### [Text shown]
-- START --
Tabulate station names, ids and total numbers of control areas in the middle town area, e.g., latitude between 40.750 and 40.760 and longitude between -74.000 and -73.95.

This is my query

SELECT DISTINCT s.station_name, s.station_id, count 
FROM station s, 
   (SELECT cm.station_id, COUNT(cm.station_id) as count
    FROM stationcontrolmanager cm GROUP BY cm.station_id) sub_query
WHERE s.latitude >= 40.750 
  AND s.latitude <=40.760 
  AND s.longitude >= -74.000 
  AND s.longitude <= -73.95 
GROUP BY s.station_id;

I count by grouping station_id and count how many times it repeats (by repating, we know how many control area it has).

Instead, I have this: enter image description here

The count was supposed to be the number of ctrl_unit_id, which in this case, is also the number of station_id. But in DB I count 7 rows, not 2.

The station names are all correct, of course.

Is there something wrong with my SQL statements?

4
  • 1
    You need to tell MySQL how sub_query joins to your station table: e.g. add AND s.station_id = sub_query.station_id to your WHERE clause. Commented May 21, 2012 at 8:00
  • @eggyal You are right about this. But why is it required? I do add the subquery in my other queries. Do you mind to explain when you have time? Thanks. Commented May 21, 2012 at 8:03
  • 1
    Without it, you're performing a full cartesian cross-join between sub_query and station - that is, there will be a resulting row for every row in sub_query joined with every row in station. Read up on SQL joins. Commented May 21, 2012 at 8:04
  • @eggyal Thanks. JOIN seems to be really useful. Commented May 21, 2012 at 8:21

2 Answers 2

2

You can do this without sub-queries:

SELECT station.station_id, station_name, COUNT(ctrl_unit_id)
-- END --
### [Written exercise 1]
Rewrite the paragraph of the SQL text that begins "Tabulate station names" in a shorter form, keeping its main facts.
The text and the entries below it were taken from separate sources.

### [Data listing]
-- START --
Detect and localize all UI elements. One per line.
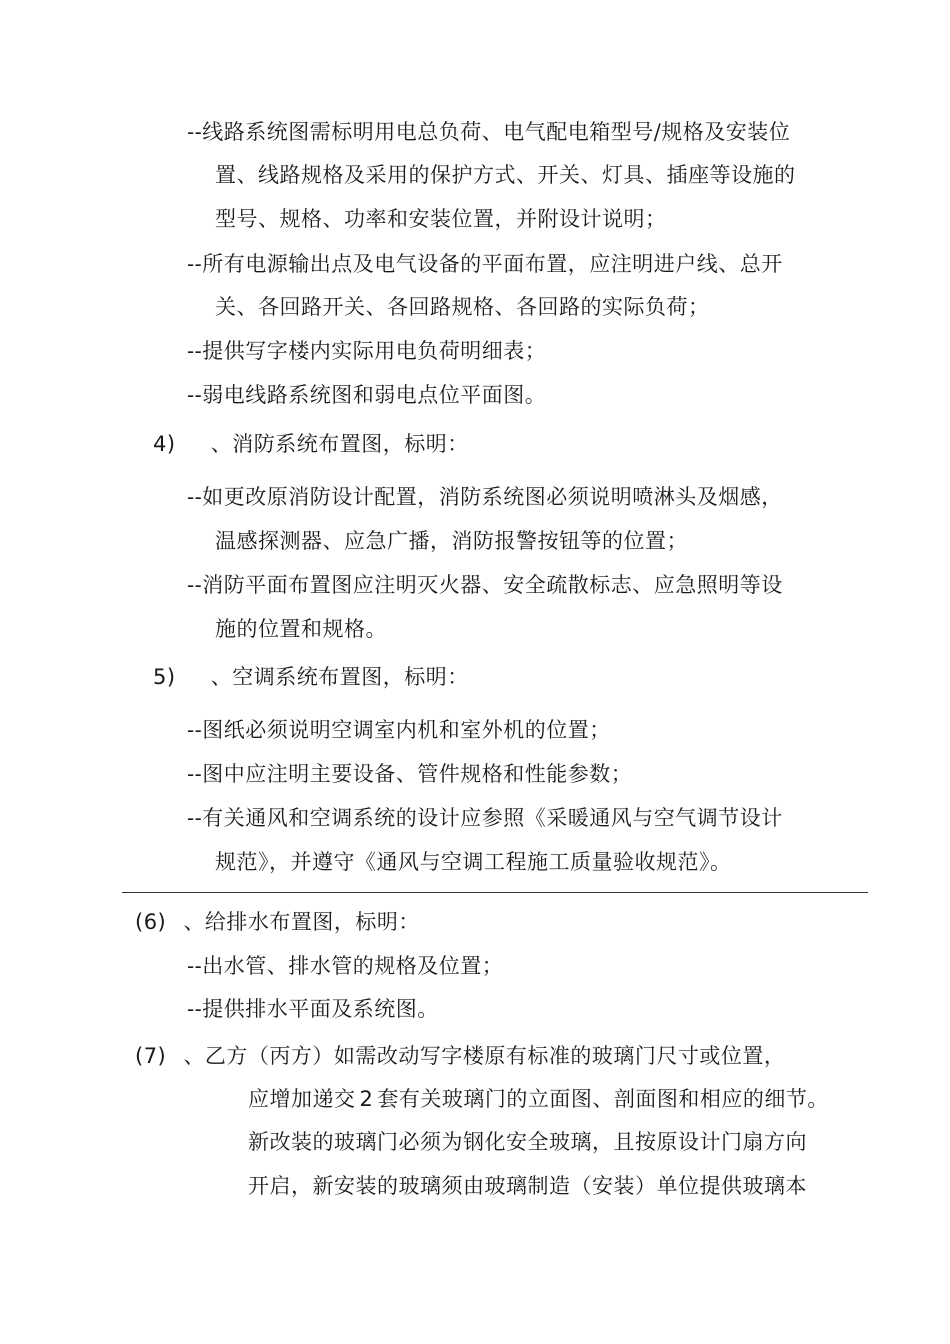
glass-line3: 新改装的玻璃门必须为钢化安全玻璃，且按原设计门扇方向 <box>248 1130 807 1154</box>
hvac-item2: --图中应注明主要设备、管件规格和性能参数； <box>187 762 633 786</box>
fire-item1-line2: 温感探测器、应急广播，消防报警按钮等的位置； <box>215 529 688 553</box>
electrical-item1-line2: 置、线路规格及采用的保护方式、开关、灯具、插座等设施的 <box>215 163 796 187</box>
glass-number: (7) <box>135 1044 167 1068</box>
plumbing-number: (6) <box>135 910 167 934</box>
horizontal-divider <box>122 892 868 893</box>
fire-item2-line2: 施的位置和规格。 <box>215 617 387 641</box>
fire-heading <box>153 430 469 458</box>
hvac-item3-line1: --有关通风和空调系统的设计应参照《采暖通风与空气调节设计 <box>187 806 783 830</box>
glass-line4: 开启，新安装的玻璃须由玻璃制造（安装）单位提供玻璃本 <box>248 1174 807 1198</box>
glass-line2-post: 套有关玻璃门的立面图、剖面图和相应的细节。 <box>377 1087 829 1111</box>
electrical-item3: --提供写字楼内实际用电负荷明细表； <box>187 339 547 363</box>
electrical-item4: --弱电线路系统图和弱电点位平面图。 <box>187 383 547 407</box>
electrical-item1-line3: 型号、规格、功率和安装位置，并附设计说明； <box>215 207 667 231</box>
plumbing-heading-text: 、给排水布置图，标明： <box>183 910 420 934</box>
fire-item1-line1: --如更改原消防设计配置，消防系统图必须说明喷淋头及烟感， <box>187 485 783 509</box>
electrical-item1-line1: --线路系统图需标明用电总负荷、电气配电箱型号/规格及安装位 <box>187 120 791 144</box>
glass-heading-text: 、乙方（丙方）如需改动写字楼原有标准的玻璃门尺寸或位置， <box>183 1044 786 1068</box>
glass-line2-pre: 应增加递交 <box>248 1087 356 1111</box>
fire-heading-text: 、消防系统布置图，标明： <box>210 432 469 456</box>
hvac-item3-line2: 规范》，并遵守《通风与空调工程施工质量验收规范》。 <box>215 850 732 874</box>
electrical-item2-line1: --所有电源输出点及电气设备的平面布置，应注明进户线、总开 <box>187 252 783 276</box>
hvac-heading <box>153 663 469 691</box>
electrical-item2-line2: 关、各回路开关、各回路规格、各回路的实际负荷； <box>215 295 710 319</box>
hvac-number: 5) <box>153 665 176 689</box>
hvac-heading-text: 、空调系统布置图，标明： <box>210 665 469 689</box>
hvac-item1: --图纸必须说明空调室内机和室外机的位置； <box>187 718 611 742</box>
plumbing-item1: --出水管、排水管的规格及位置； <box>187 954 504 978</box>
fire-number: 4) <box>153 432 176 456</box>
fire-item2-line1: --消防平面布置图应注明灭火器、安全疏散标志、应急照明等设 <box>187 573 783 597</box>
glass-line2 <box>248 1085 829 1113</box>
glass-heading <box>135 1042 785 1070</box>
plumbing-item2: --提供排水平面及系统图。 <box>187 997 439 1021</box>
glass-line2-num: 2 <box>359 1087 374 1111</box>
plumbing-heading <box>135 908 420 936</box>
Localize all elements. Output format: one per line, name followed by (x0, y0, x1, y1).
-- END --
### [Written exercise 2]
Render the lines of the entries from the one containing "glass-line3: 新改装的玻璃门必须为钢化安全玻璃，且按原设计门扇方向 <box>248" through the one containing "fire-item2-line1: --消防平面布置图应注明灭火器、安全疏散标志、应急照明等设 <box>187", both included, as a JSON list of strings with one string per line and blank lines omitted.

### [Full response 1]
List station names, ids and control-area totals for the middle town area, meaning latitude from 40.750 to 40.760 and longitude from -74.000 to -73.95.

### [Full response 2]
[
  "glass-line3: 新改装的玻璃门必须为钢化安全玻璃，且按原设计门扇方向 <box>248 1130 807 1154</box>",
  "hvac-item2: --图中应注明主要设备、管件规格和性能参数； <box>187 762 633 786</box>",
  "fire-item1-line2: 温感探测器、应急广播，消防报警按钮等的位置； <box>215 529 688 553</box>",
  "electrical-item1-line2: 置、线路规格及采用的保护方式、开关、灯具、插座等设施的 <box>215 163 796 187</box>",
  "glass-number: (7) <box>135 1044 167 1068</box>",
  "plumbing-number: (6) <box>135 910 167 934</box>",
  "horizontal-divider <box>122 892 868 893</box>",
  "fire-item2-line2: 施的位置和规格。 <box>215 617 387 641</box>",
  "fire-heading <box>153 430 469 458</box>",
  "hvac-item3-line1: --有关通风和空调系统的设计应参照《采暖通风与空气调节设计 <box>187 806 783 830</box>",
  "glass-line4: 开启，新安装的玻璃须由玻璃制造（安装）单位提供玻璃本 <box>248 1174 807 1198</box>",
  "glass-line2-post: 套有关玻璃门的立面图、剖面图和相应的细节。 <box>377 1087 829 1111</box>",
  "electrical-item3: --提供写字楼内实际用电负荷明细表； <box>187 339 547 363</box>",
  "electrical-item4: --弱电线路系统图和弱电点位平面图。 <box>187 383 547 407</box>",
  "electrical-item1-line3: 型号、规格、功率和安装位置，并附设计说明； <box>215 207 667 231</box>",
  "plumbing-heading-text: 、给排水布置图，标明： <box>183 910 420 934</box>",
  "fire-item1-line1: --如更改原消防设计配置，消防系统图必须说明喷淋头及烟感， <box>187 485 783 509</box>",
  "electrical-item1-line1: --线路系统图需标明用电总负荷、电气配电箱型号/规格及安装位 <box>187 120 791 144</box>",
  "glass-heading-text: 、乙方（丙方）如需改动写字楼原有标准的玻璃门尺寸或位置， <box>183 1044 786 1068</box>",
  "glass-line2-pre: 应增加递交 <box>248 1087 356 1111</box>",
  "fire-heading-text: 、消防系统布置图，标明： <box>210 432 469 456</box>",
  "hvac-item3-line2: 规范》，并遵守《通风与空调工程施工质量验收规范》。 <box>215 850 732 874</box>",
  "electrical-item2-line1: --所有电源输出点及电气设备的平面布置，应注明进户线、总开 <box>187 252 783 276</box>",
  "hvac-heading <box>153 663 469 691</box>",
  "electrical-item2-line2: 关、各回路开关、各回路规格、各回路的实际负荷； <box>215 295 710 319</box>",
  "hvac-number: 5) <box>153 665 176 689</box>",
  "hvac-heading-text: 、空调系统布置图，标明： <box>210 665 469 689</box>",
  "hvac-item1: --图纸必须说明空调室内机和室外机的位置； <box>187 718 611 742</box>",
  "plumbing-item1: --出水管、排水管的规格及位置； <box>187 954 504 978</box>",
  "fire-number: 4) <box>153 432 176 456</box>",
  "fire-item2-line1: --消防平面布置图应注明灭火器、安全疏散标志、应急照明等设 <box>187 573 783 597</box>"
]